*Exercise task*. From the first row of the records through the line containing "341, 496, 355]", inclusive, change every "Go to parent element" to "Go to previous element". Reproduce those lines with everything else left as it is.

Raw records
%%

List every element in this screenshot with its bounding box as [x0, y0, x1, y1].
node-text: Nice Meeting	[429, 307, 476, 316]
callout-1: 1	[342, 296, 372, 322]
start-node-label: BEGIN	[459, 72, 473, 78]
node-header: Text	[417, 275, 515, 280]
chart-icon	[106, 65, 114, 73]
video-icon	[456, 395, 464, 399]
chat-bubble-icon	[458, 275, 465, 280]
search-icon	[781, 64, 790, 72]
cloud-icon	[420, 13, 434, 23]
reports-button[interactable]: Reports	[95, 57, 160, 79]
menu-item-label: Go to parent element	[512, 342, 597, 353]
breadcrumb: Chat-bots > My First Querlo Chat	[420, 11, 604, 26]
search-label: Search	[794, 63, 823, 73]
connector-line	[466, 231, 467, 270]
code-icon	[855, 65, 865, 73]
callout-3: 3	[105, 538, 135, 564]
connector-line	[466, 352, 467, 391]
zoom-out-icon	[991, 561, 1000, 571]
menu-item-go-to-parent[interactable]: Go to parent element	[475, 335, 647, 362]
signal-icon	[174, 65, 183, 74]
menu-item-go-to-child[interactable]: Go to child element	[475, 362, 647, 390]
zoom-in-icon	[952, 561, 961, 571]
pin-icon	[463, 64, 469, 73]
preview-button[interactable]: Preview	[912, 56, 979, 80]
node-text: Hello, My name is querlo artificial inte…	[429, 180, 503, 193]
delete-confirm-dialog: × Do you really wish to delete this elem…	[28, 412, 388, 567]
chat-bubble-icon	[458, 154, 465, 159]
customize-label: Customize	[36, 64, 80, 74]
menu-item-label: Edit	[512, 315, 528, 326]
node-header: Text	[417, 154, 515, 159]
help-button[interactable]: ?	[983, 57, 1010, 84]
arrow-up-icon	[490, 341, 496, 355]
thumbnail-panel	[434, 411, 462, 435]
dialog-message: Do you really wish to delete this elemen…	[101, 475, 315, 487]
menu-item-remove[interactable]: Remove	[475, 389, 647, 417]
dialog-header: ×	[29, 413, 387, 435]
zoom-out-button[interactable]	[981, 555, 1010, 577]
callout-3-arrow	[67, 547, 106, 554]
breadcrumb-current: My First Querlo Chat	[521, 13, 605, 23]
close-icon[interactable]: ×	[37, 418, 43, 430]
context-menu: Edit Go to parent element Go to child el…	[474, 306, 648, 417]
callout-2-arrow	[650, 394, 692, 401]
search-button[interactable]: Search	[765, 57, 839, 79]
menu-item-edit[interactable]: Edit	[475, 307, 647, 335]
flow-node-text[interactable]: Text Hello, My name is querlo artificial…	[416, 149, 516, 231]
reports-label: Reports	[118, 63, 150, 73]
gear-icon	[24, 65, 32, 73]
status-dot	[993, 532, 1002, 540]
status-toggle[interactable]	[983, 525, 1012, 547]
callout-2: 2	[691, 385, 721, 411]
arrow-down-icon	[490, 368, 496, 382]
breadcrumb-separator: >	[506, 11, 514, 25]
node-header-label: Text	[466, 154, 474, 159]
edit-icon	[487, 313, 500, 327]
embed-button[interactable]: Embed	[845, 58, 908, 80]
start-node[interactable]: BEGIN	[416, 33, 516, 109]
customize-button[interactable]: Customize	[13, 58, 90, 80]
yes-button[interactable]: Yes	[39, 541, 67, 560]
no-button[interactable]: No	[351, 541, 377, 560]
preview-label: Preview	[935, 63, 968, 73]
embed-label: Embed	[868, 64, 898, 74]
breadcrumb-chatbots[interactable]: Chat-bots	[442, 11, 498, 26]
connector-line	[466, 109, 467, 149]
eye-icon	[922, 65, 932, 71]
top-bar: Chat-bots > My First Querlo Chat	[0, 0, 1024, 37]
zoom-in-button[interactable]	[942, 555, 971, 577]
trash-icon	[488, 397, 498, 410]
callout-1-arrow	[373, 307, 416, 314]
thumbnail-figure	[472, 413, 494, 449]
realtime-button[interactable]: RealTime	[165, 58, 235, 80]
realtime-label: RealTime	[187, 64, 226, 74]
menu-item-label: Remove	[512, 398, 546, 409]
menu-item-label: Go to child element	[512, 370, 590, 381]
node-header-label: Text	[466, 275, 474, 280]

%%

*Output*.
List every element in this screenshot with its bounding box as [x0, y0, x1, y1].
node-text: Nice Meeting	[429, 307, 476, 316]
callout-1: 1	[342, 296, 372, 322]
start-node-label: BEGIN	[459, 72, 473, 78]
node-header: Text	[417, 275, 515, 280]
chart-icon	[106, 65, 114, 73]
video-icon	[456, 395, 464, 399]
chat-bubble-icon	[458, 275, 465, 280]
search-icon	[781, 64, 790, 72]
cloud-icon	[420, 13, 434, 23]
reports-button[interactable]: Reports	[95, 57, 160, 79]
menu-item-label: Go to previous element	[512, 342, 597, 353]
breadcrumb: Chat-bots > My First Querlo Chat	[420, 11, 604, 26]
search-label: Search	[794, 63, 823, 73]
connector-line	[466, 231, 467, 270]
code-icon	[855, 65, 865, 73]
callout-3: 3	[105, 538, 135, 564]
connector-line	[466, 352, 467, 391]
zoom-out-icon	[991, 561, 1000, 571]
menu-item-go-to-parent[interactable]: Go to previous element	[475, 335, 647, 362]
signal-icon	[174, 65, 183, 74]
menu-item-go-to-child[interactable]: Go to child element	[475, 362, 647, 390]
zoom-in-icon	[952, 561, 961, 571]
pin-icon	[463, 64, 469, 73]
preview-button[interactable]: Preview	[912, 56, 979, 80]
node-text: Hello, My name is querlo artificial inte…	[429, 180, 503, 193]
delete-confirm-dialog: × Do you really wish to delete this elem…	[28, 412, 388, 567]
chat-bubble-icon	[458, 154, 465, 159]
customize-label: Customize	[36, 64, 80, 74]
menu-item-label: Edit	[512, 315, 528, 326]
node-header: Text	[417, 154, 515, 159]
help-button[interactable]: ?	[983, 57, 1010, 84]
arrow-up-icon	[490, 341, 496, 355]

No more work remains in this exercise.